## begin RECORDS

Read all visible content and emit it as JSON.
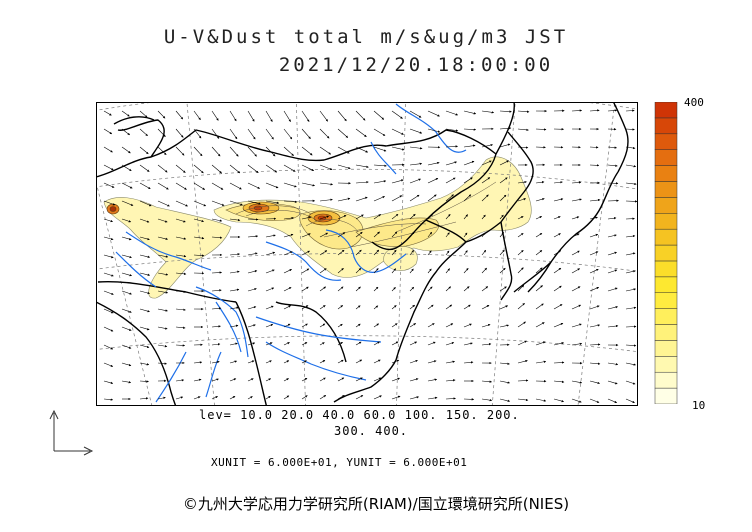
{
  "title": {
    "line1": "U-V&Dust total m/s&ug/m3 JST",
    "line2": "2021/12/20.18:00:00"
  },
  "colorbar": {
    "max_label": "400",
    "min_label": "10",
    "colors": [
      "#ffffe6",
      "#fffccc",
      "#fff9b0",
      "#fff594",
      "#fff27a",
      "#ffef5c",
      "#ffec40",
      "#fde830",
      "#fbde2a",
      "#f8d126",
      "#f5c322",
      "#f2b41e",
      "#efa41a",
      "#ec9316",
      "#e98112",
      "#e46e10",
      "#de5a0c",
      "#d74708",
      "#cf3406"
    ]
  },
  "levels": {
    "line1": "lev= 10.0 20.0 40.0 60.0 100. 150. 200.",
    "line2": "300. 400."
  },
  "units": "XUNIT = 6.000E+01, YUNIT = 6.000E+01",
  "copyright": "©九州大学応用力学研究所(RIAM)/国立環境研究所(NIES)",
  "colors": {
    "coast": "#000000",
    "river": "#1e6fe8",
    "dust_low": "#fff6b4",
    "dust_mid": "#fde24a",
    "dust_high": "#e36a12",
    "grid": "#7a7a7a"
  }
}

## end RECORDS
## begin RECORDS

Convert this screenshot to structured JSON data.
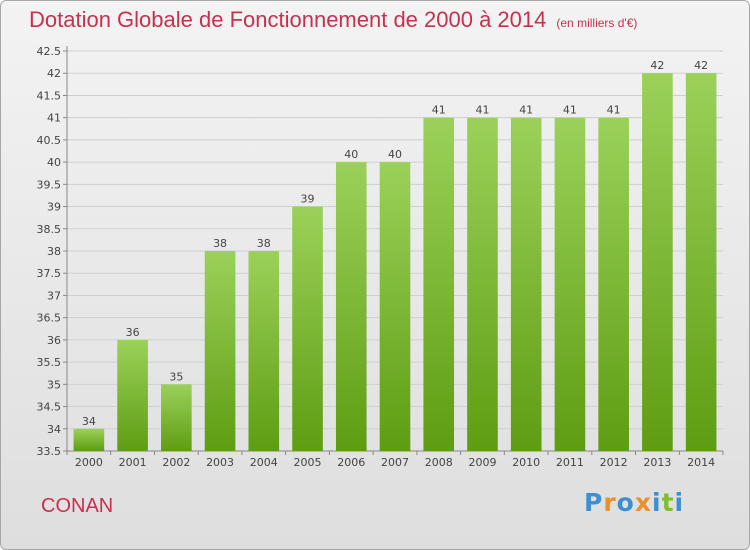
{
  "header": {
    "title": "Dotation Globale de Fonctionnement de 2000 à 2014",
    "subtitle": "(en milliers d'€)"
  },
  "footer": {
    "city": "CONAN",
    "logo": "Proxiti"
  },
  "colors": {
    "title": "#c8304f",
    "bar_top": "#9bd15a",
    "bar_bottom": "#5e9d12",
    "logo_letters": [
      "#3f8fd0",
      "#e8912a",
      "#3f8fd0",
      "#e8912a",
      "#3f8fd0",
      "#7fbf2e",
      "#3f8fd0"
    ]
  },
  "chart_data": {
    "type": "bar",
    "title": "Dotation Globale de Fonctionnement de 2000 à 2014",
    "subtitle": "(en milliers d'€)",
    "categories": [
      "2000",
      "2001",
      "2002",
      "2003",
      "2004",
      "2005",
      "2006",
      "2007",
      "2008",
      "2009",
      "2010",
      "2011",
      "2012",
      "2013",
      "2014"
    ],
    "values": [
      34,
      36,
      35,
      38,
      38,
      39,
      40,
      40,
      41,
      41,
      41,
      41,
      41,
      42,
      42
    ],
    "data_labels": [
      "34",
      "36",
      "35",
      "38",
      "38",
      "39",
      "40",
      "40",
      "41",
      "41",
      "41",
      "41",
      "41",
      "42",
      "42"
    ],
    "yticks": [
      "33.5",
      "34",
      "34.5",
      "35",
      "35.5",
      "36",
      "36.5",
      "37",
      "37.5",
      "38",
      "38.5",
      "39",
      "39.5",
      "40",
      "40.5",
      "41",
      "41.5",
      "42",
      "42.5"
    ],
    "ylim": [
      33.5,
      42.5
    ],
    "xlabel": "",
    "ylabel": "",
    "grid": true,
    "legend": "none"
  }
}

## end RECORDS

Among the entries, how many lines include the word "milliers"? Answer with a single number and nothing further.

*REPLY TO THE TASK:* 2